### WORK TO BE COMPLETED
Extract every line of the material that holds the string "elementos".

────────

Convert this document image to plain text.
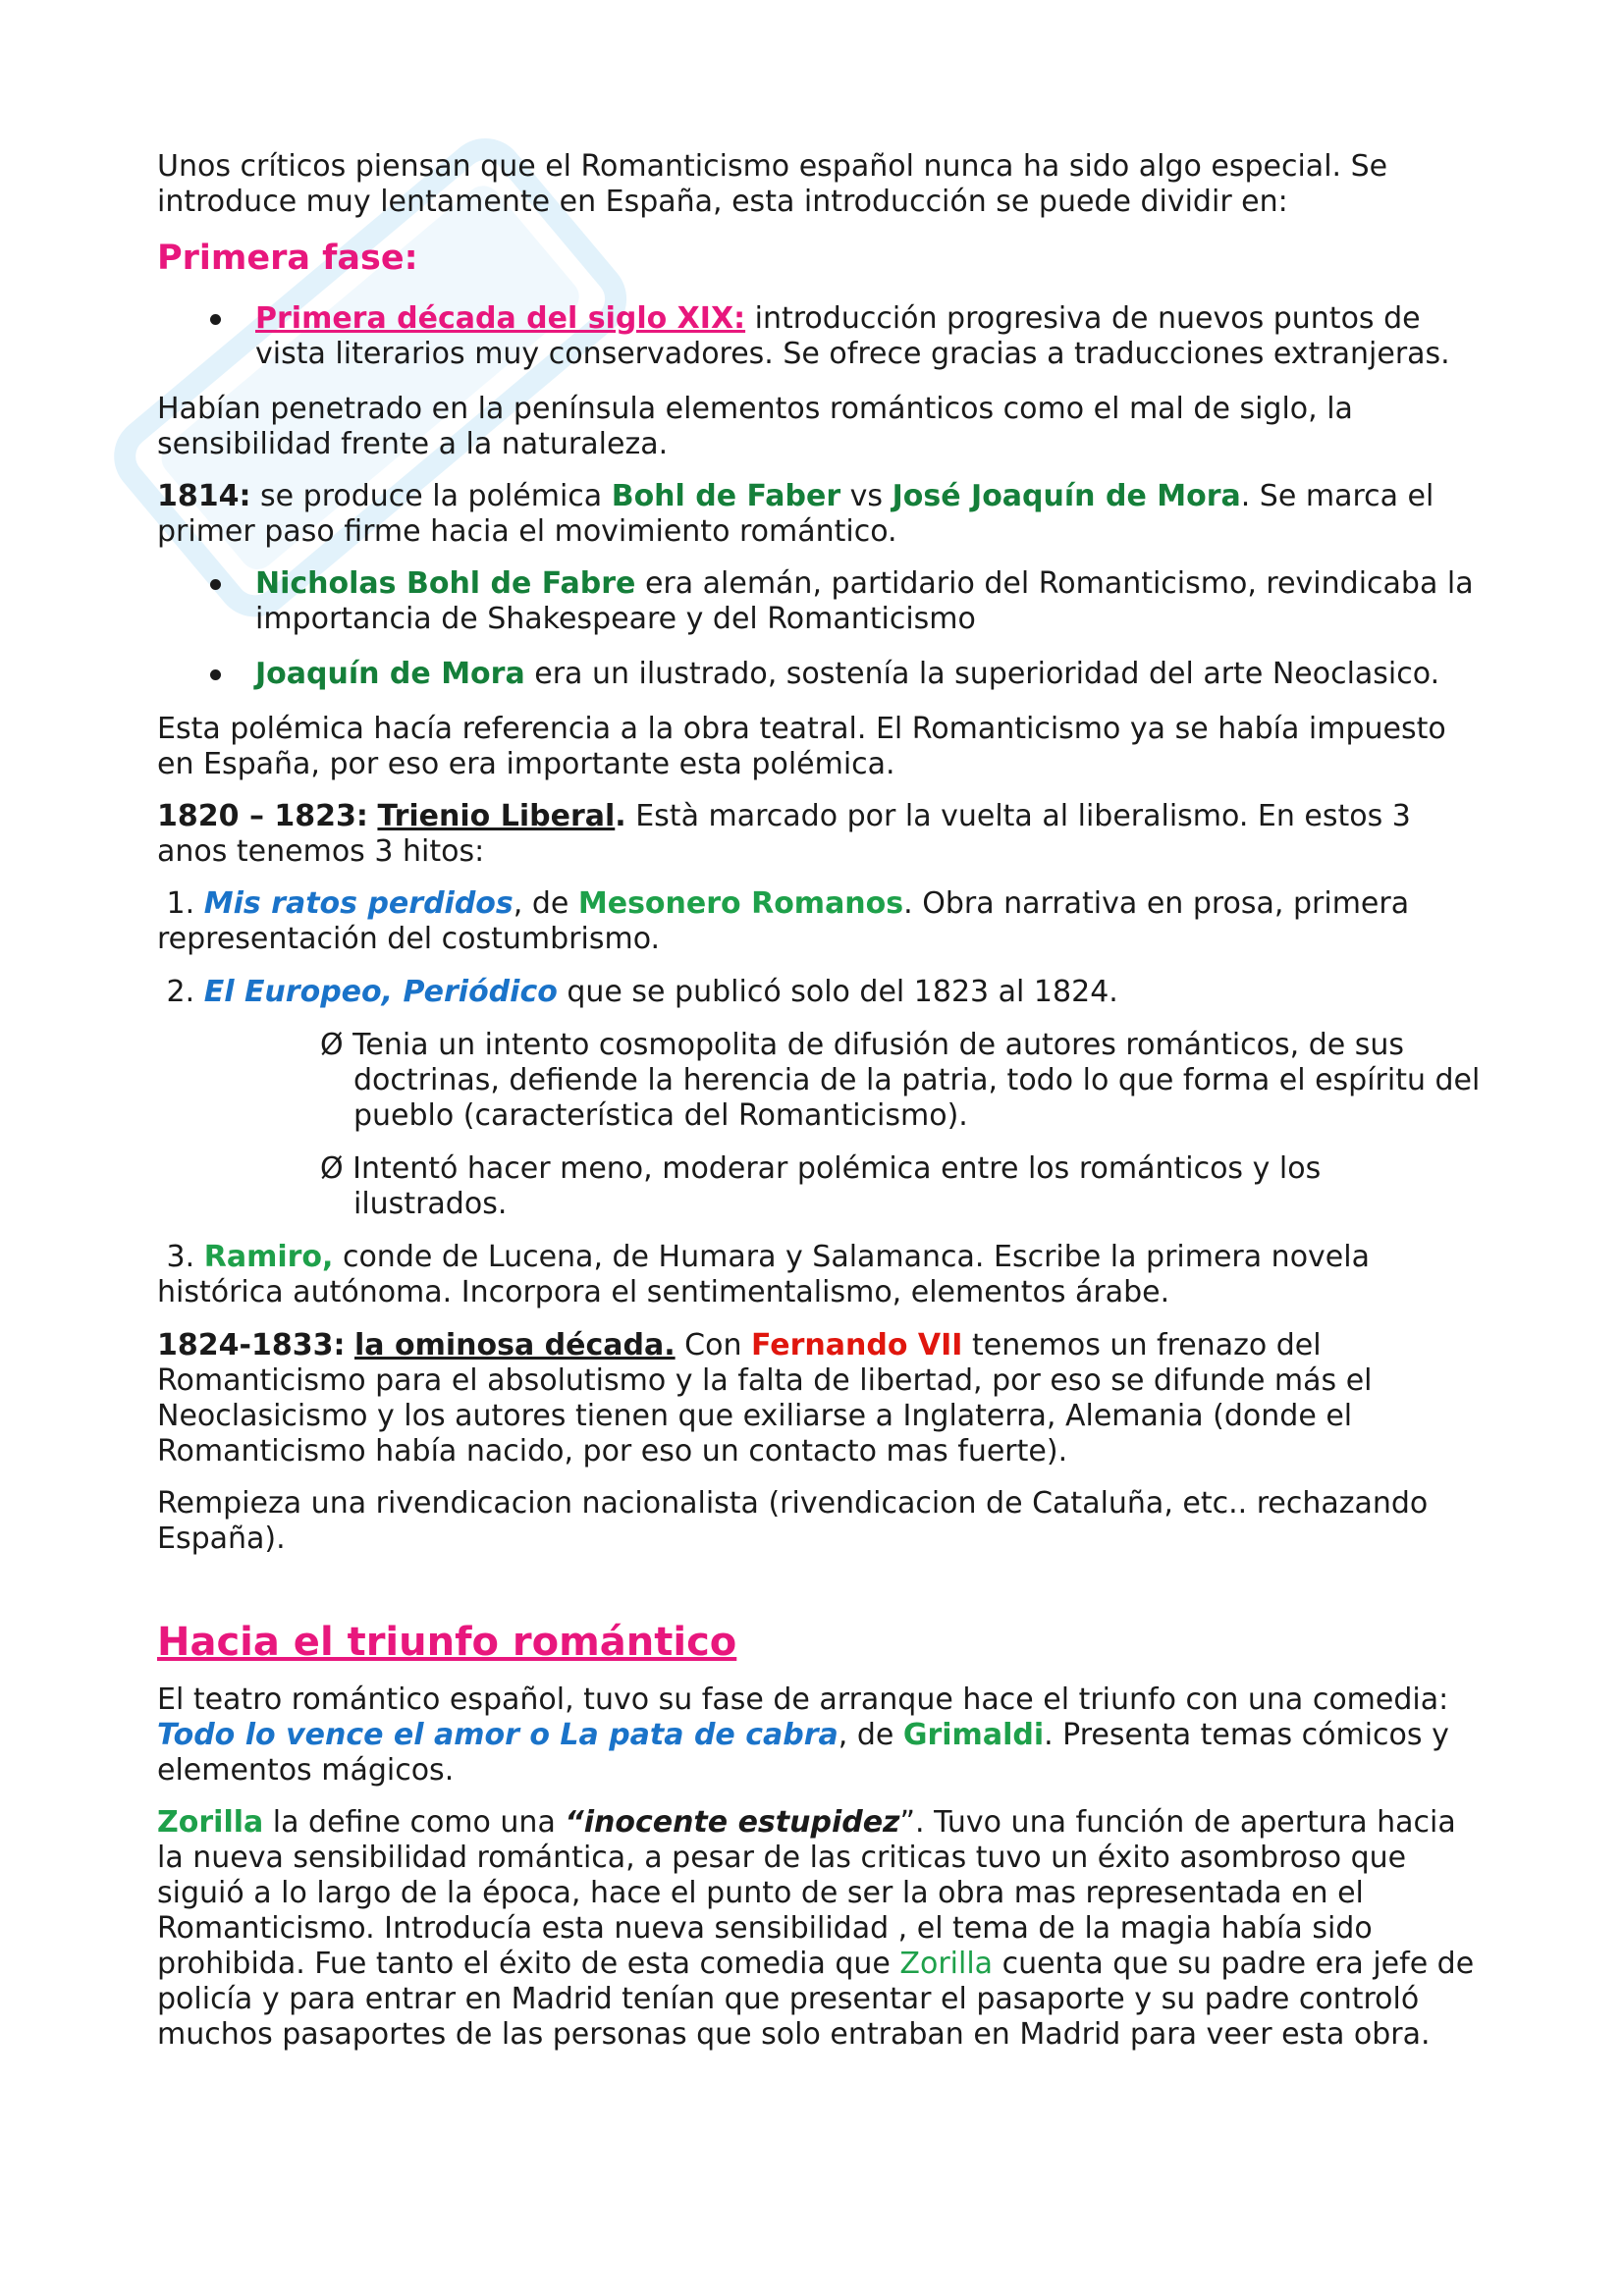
Unos críticos piensan que el Romanticismo español nunca ha sido algo especial. Se introduce muy lentamente en España, esta introducción se puede dividir en:

Primera fase:
Primera década del siglo XIX: introducción progresiva de nuevos puntos de vista literarios muy conservadores. Se ofrece gracias a traducciones extranjeras.

Habían penetrado en la península elementos románticos como el mal de siglo, la sensibilidad frente a la naturaleza.

1814: se produce la polémica Bohl de Faber vs José Joaquín de Mora. Se marca el primer paso firme hacia el movimiento romántico.

Nicholas Bohl de Fabre era alemán, partidario del Romanticismo, revindicaba la importancia de Shakespeare y del Romanticismo
Joaquín de Mora era un ilustrado, sostenía la superioridad del arte Neoclasico.

Esta polémica hacía referencia a la obra teatral. El Romanticismo ya se había impuesto en España, por eso era importante esta polémica.

1820 – 1823: Trienio Liberal. Està marcado por la vuelta al liberalismo. En estos 3 anos tenemos 3 hitos:

1. Mis ratos perdidos, de Mesonero Romanos. Obra narrativa en prosa, primera representación del costumbrismo.

2. El Europeo, Periódico que se publicó solo del 1823 al 1824.

Ø Tenia un intento cosmopolita de difusión de autores románticos, de sus doctrinas, defiende la herencia de la patria, todo lo que forma el espíritu del pueblo (característica del Romanticismo).

Ø Intentó hacer meno, moderar polémica entre los románticos y los ilustrados.

3. Ramiro, conde de Lucena, de Humara y Salamanca. Escribe la primera novela histórica autónoma. Incorpora el sentimentalismo, elementos árabe.

1824-1833: la ominosa década. Con Fernando VII tenemos un frenazo del Romanticismo para el absolutismo y la falta de libertad, por eso se difunde más el Neoclasicismo y los autores tienen que exiliarse a Inglaterra, Alemania (donde el Romanticismo había nacido, por eso un contacto mas fuerte).

Rempieza una rivendicacion nacionalista (rivendicacion de Cataluña, etc.. rechazando España).

Hacia el triunfo romántico

El teatro romántico español, tuvo su fase de arranque hace el triunfo con una comedia: Todo lo vence el amor o La pata de cabra, de Grimaldi. Presenta temas cómicos y elementos mágicos.

Zorilla la define como una “inocente estupidez”. Tuvo una función de apertura hacia la nueva sensibilidad romántica, a pesar de las criticas tuvo un éxito asombroso que siguió a lo largo de la época, hace el punto de ser la obra mas representada en el Romanticismo. Introducía esta nueva sensibilidad , el tema de la magia había sido prohibida. Fue tanto el éxito de esta comedia que Zorilla cuenta que su padre era jefe de policía y para entrar en Madrid tenían que presentar el pasaporte y su padre controló muchos pasaportes de las personas que solo entraban en Madrid para veer esta obra.
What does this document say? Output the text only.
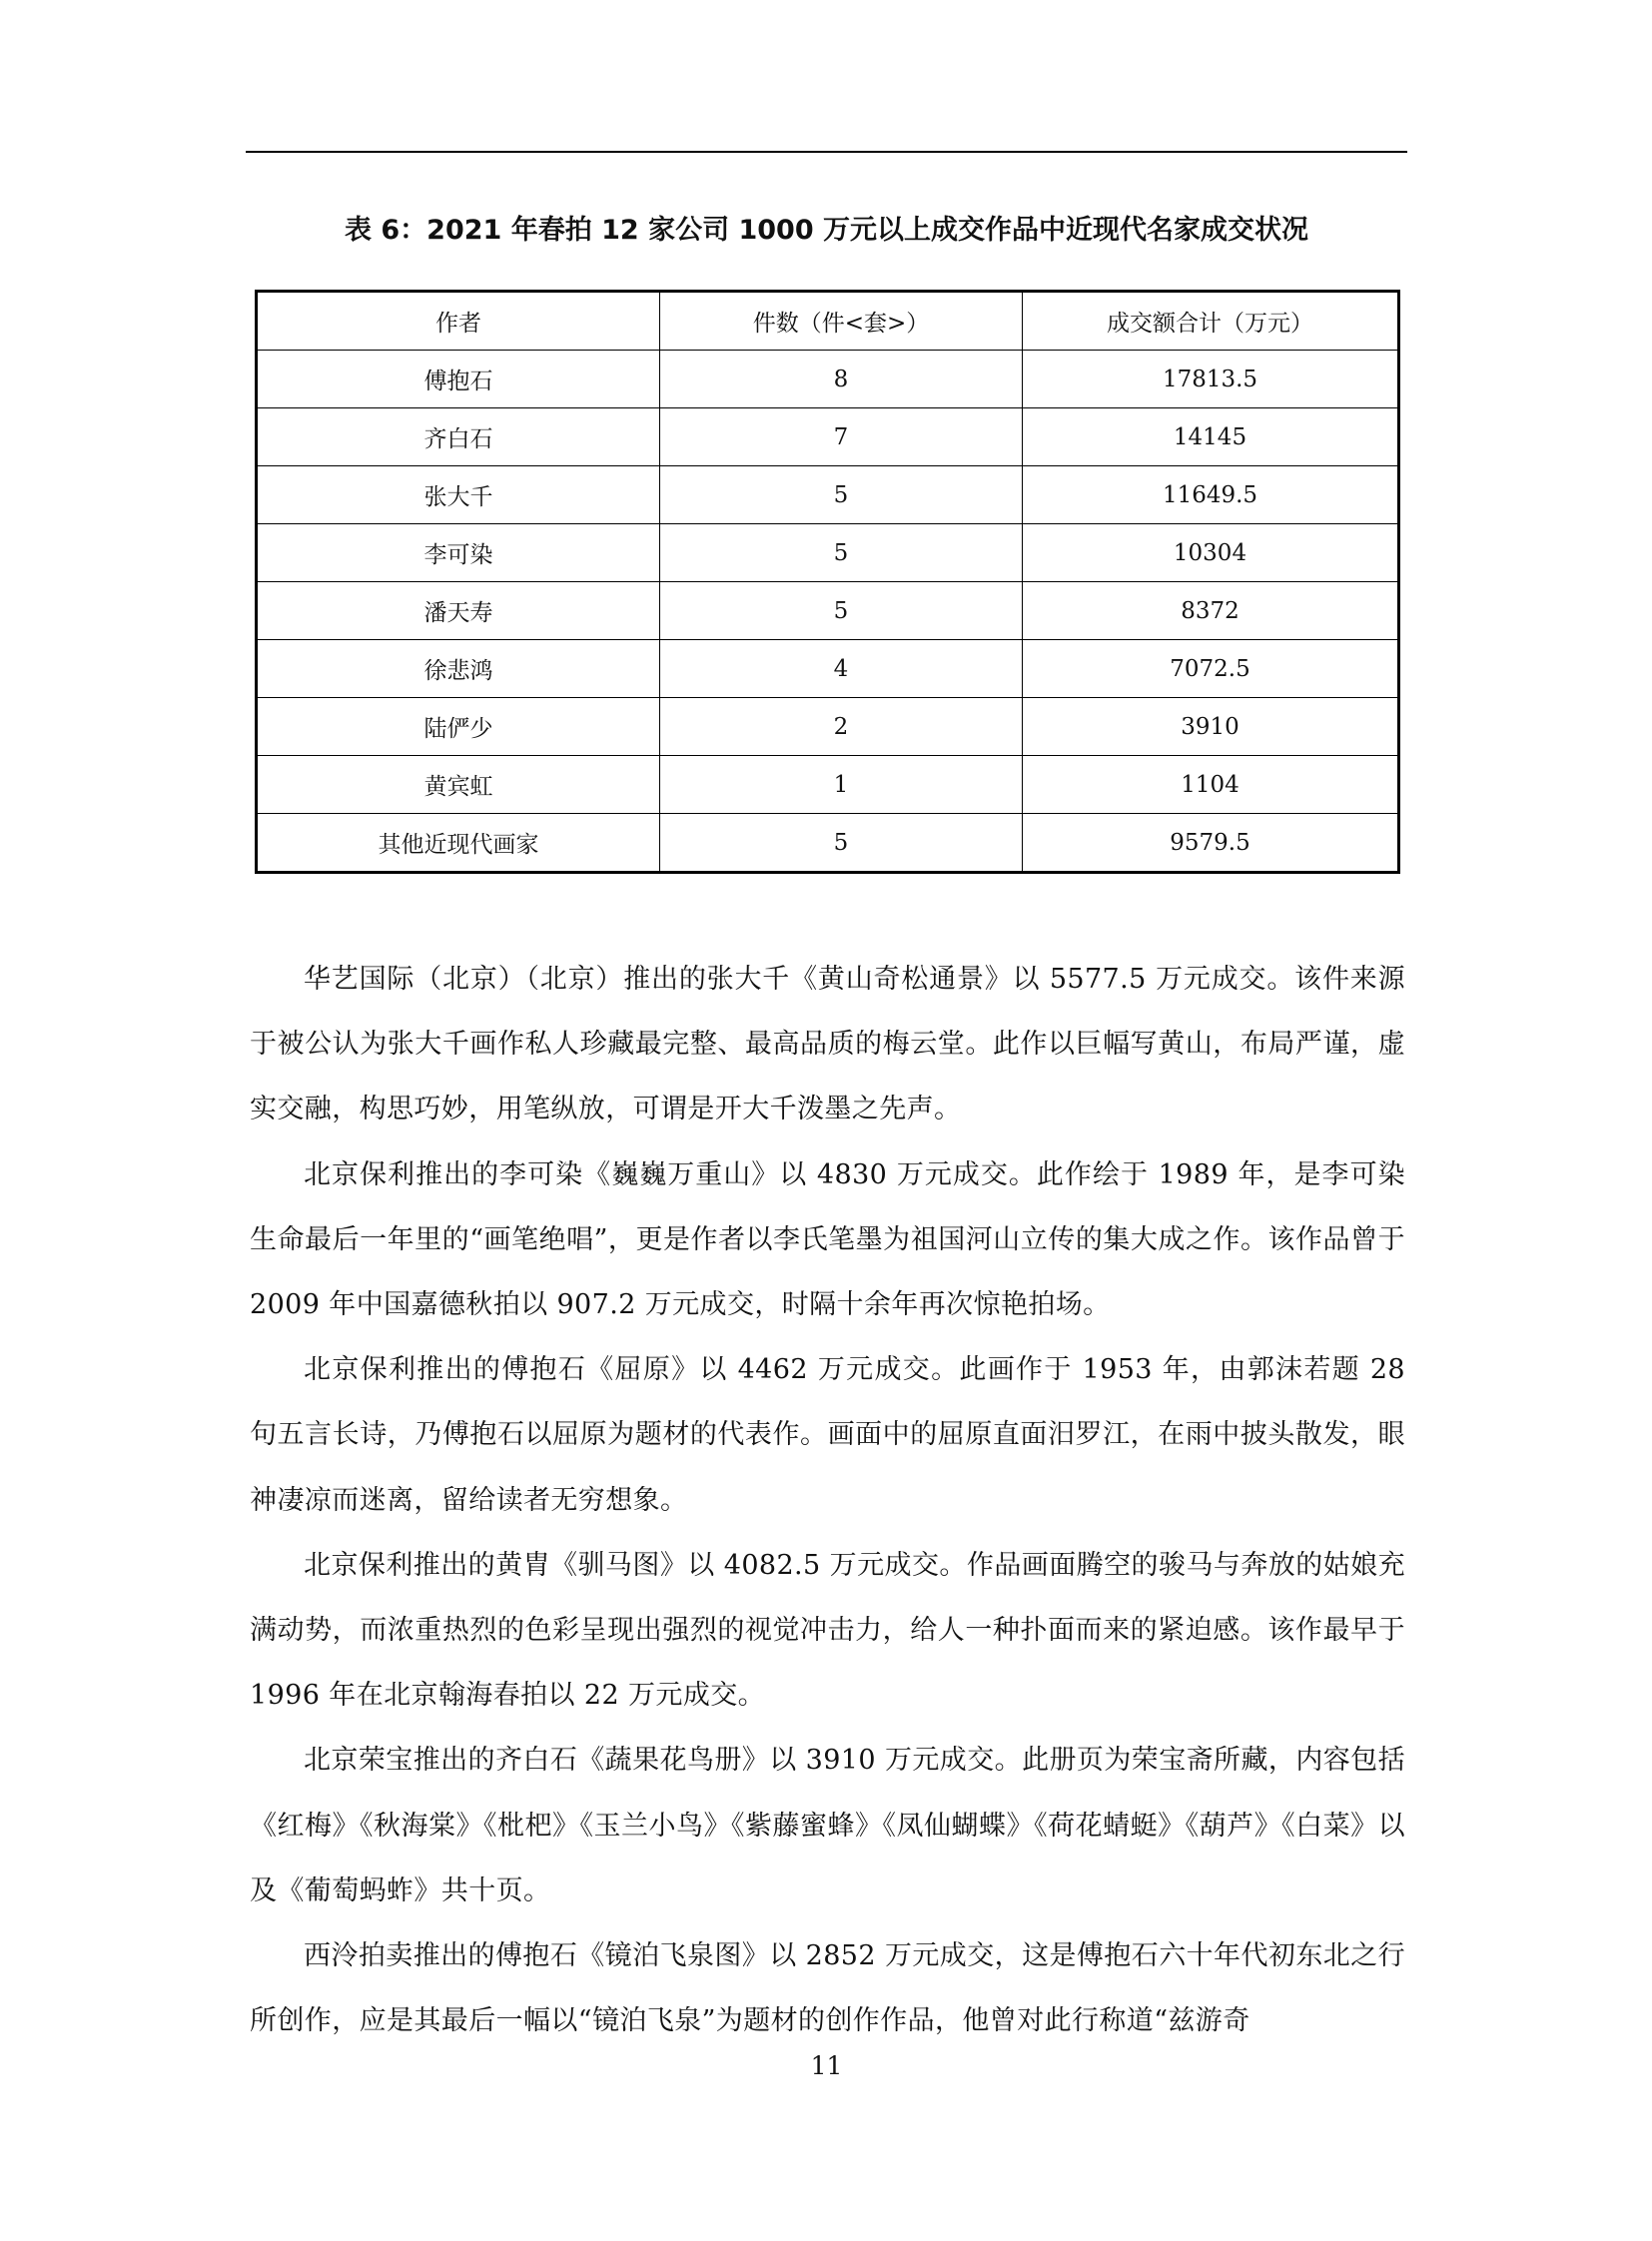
表 6：2021 年春拍 12 家公司 1000 万元以上成交作品中近现代名家成交状况
作者	件数（件<套>）	成交额合计（万元）
傅抱石	8	17813.5
齐白石	7	14145
张大千	5	11649.5
李可染	5	10304
潘天寿	5	8372
徐悲鸿	4	7072.5
陆俨少	2	3910
黄宾虹	1	1104
其他近现代画家	5	9579.5

华艺国际（北京）（北京）推出的张大千《黄山奇松通景》以 5577.5 万元成交。该件来源于被公认为张大千画作私人珍藏最完整、最高品质的梅云堂。此作以巨幅写黄山，布局严谨，虚实交融，构思巧妙，用笔纵放，可谓是开大千泼墨之先声。

北京保利推出的李可染《巍巍万重山》以 4830 万元成交。此作绘于 1989 年，是李可染生命最后一年里的“画笔绝唱”，更是作者以李氏笔墨为祖国河山立传的集大成之作。该作品曾于 2009 年中国嘉德秋拍以 907.2 万元成交，时隔十余年再次惊艳拍场。

北京保利推出的傅抱石《屈原》以 4462 万元成交。此画作于 1953 年，由郭沫若题 28 句五言长诗，乃傅抱石以屈原为题材的代表作。画面中的屈原直面汨罗江，在雨中披头散发，眼神凄凉而迷离，留给读者无穷想象。

北京保利推出的黄胄《驯马图》以 4082.5 万元成交。作品画面腾空的骏马与奔放的姑娘充满动势，而浓重热烈的色彩呈现出强烈的视觉冲击力，给人一种扑面而来的紧迫感。该作最早于 1996 年在北京翰海春拍以 22 万元成交。

北京荣宝推出的齐白石《蔬果花鸟册》以 3910 万元成交。此册页为荣宝斋所藏，内容包括《红梅》《秋海棠》《枇杷》《玉兰小鸟》《紫藤蜜蜂》《凤仙蝴蝶》《荷花蜻蜓》《葫芦》《白菜》以及《葡萄蚂蚱》共十页。

西泠拍卖推出的傅抱石《镜泊飞泉图》以 2852 万元成交，这是傅抱石六十年代初东北之行所创作，应是其最后一幅以“镜泊飞泉”为题材的创作作品，他曾对此行称道“兹游奇

11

────────

### THE OUTPUT
Habían penetrado en la península elementos románticos como el mal de siglo, la sensibilidad frente a la naturaleza.
3. Ramiro, conde de Lucena, de Humara y Salamanca. Escribe la primera novela histórica autónoma. Incorpora el sentimentalismo, elementos árabe.
El teatro romántico español, tuvo su fase de arranque hace el triunfo con una comedia: Todo lo vence el amor o La pata de cabra, de Grimaldi. Presenta temas cómicos y elementos mágicos.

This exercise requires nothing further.